#### WRITTEN TASK
Each entry has to be copied exactly, with nothing missed.

◇ ◇ ◇ ◇

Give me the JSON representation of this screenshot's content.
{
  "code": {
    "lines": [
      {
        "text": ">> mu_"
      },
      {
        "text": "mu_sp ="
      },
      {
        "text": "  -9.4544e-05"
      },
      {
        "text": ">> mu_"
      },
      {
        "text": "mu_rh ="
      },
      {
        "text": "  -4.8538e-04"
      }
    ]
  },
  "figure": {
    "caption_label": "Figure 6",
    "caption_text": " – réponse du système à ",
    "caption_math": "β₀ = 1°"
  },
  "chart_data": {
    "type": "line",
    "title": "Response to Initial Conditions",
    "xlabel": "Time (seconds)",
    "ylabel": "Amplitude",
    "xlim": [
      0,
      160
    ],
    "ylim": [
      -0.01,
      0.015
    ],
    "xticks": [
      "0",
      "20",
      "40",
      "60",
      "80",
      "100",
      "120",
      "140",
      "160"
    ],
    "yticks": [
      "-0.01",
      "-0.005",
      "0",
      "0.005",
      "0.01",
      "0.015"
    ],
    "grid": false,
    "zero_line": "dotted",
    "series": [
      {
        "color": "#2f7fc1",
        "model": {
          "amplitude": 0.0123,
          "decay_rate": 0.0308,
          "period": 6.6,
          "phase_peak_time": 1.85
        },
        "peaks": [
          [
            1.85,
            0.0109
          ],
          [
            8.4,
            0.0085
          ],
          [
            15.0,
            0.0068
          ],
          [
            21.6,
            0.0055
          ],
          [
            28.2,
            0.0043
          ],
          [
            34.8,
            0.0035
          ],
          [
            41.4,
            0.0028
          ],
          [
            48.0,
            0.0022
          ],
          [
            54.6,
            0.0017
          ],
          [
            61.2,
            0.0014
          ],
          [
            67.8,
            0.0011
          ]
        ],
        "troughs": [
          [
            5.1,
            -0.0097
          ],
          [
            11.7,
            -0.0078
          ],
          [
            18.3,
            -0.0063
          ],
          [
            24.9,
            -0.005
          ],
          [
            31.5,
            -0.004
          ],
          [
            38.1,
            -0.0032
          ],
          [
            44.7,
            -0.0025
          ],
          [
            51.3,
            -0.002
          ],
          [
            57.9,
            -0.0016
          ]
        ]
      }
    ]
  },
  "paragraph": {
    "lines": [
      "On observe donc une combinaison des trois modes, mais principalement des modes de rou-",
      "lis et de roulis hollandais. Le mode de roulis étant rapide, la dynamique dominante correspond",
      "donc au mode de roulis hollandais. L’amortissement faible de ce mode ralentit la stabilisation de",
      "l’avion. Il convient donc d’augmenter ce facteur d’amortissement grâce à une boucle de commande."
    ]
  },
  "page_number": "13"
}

◇ ◇ ◇ ◇

#### OUTPUT
Give me the JSON representation of this screenshot's content.
{
  "code": {
    "lines": [
      {
        "text": ">> mu_"
      },
      {
        "text": "mu_sp ="
      },
      {
        "text": "  -9.4544e-05"
      },
      {
        "text": ">> mu_"
      },
      {
        "text": "mu_rh ="
      },
      {
        "text": "  -4.8538e-04"
      }
    ]
  },
  "figure": {
    "caption_label": "Figure 6",
    "caption_text": " – réponse du système à ",
    "caption_math": "β₀ = 1°"
  },
  "chart_data": {
    "type": "line",
    "title": "Response to Initial Conditions",
    "xlabel": "Time (seconds)",
    "ylabel": "Amplitude",
    "xlim": [
      0,
      160
    ],
    "ylim": [
      -0.01,
      0.015
    ],
    "xticks": [
      "0",
      "20",
      "40",
      "60",
      "80",
      "100",
      "120",
      "140",
      "160"
    ],
    "yticks": [
      "-0.01",
      "-0.005",
      "0",
      "0.005",
      "0.01",
      "0.015"
    ],
    "grid": false,
    "zero_line": "dotted",
    "series": [
      {
        "color": "#2f7fc1",
        "model": {
          "amplitude": 0.0123,
          "decay_rate": 0.0308,
          "period": 6.6,
          "phase_peak_time": 1.85
        },
        "peaks": [
          [
            1.85,
            0.0109
          ],
          [
            8.4,
            0.0085
          ],
          [
            15.0,
            0.0068
          ],
          [
            21.6,
            0.0055
          ],
          [
            28.2,
            0.0043
          ],
          [
            34.8,
            0.0035
          ],
          [
            41.4,
            0.0028
          ],
          [
            48.0,
            0.0022
          ],
          [
            54.6,
            0.0017
          ],
          [
            61.2,
            0.0014
          ],
          [
            67.8,
            0.0011
          ]
        ],
        "troughs": [
          [
            5.1,
            -0.0097
          ],
          [
            11.7,
            -0.0078
          ],
          [
            18.3,
            -0.0063
          ],
          [
            24.9,
            -0.005
          ],
          [
            31.5,
            -0.004
          ],
          [
            38.1,
            -0.0032
          ],
          [
            44.7,
            -0.0025
          ],
          [
            51.3,
            -0.002
          ],
          [
            57.9,
            -0.0016
          ]
        ]
      }
    ]
  },
  "paragraph": {
    "lines": [
      "On observe donc une combinaison des trois modes, mais principalement des modes de rou-",
      "lis et de roulis hollandais. Le mode de roulis étant rapide, la dynamique dominante correspond",
      "donc au mode de roulis hollandais. L’amortissement faible de ce mode ralentit la stabilisation de",
      "l’avion. Il convient donc d’augmenter ce facteur d’amortissement grâce à une boucle de commande."
    ]
  },
  "page_number": "13"
}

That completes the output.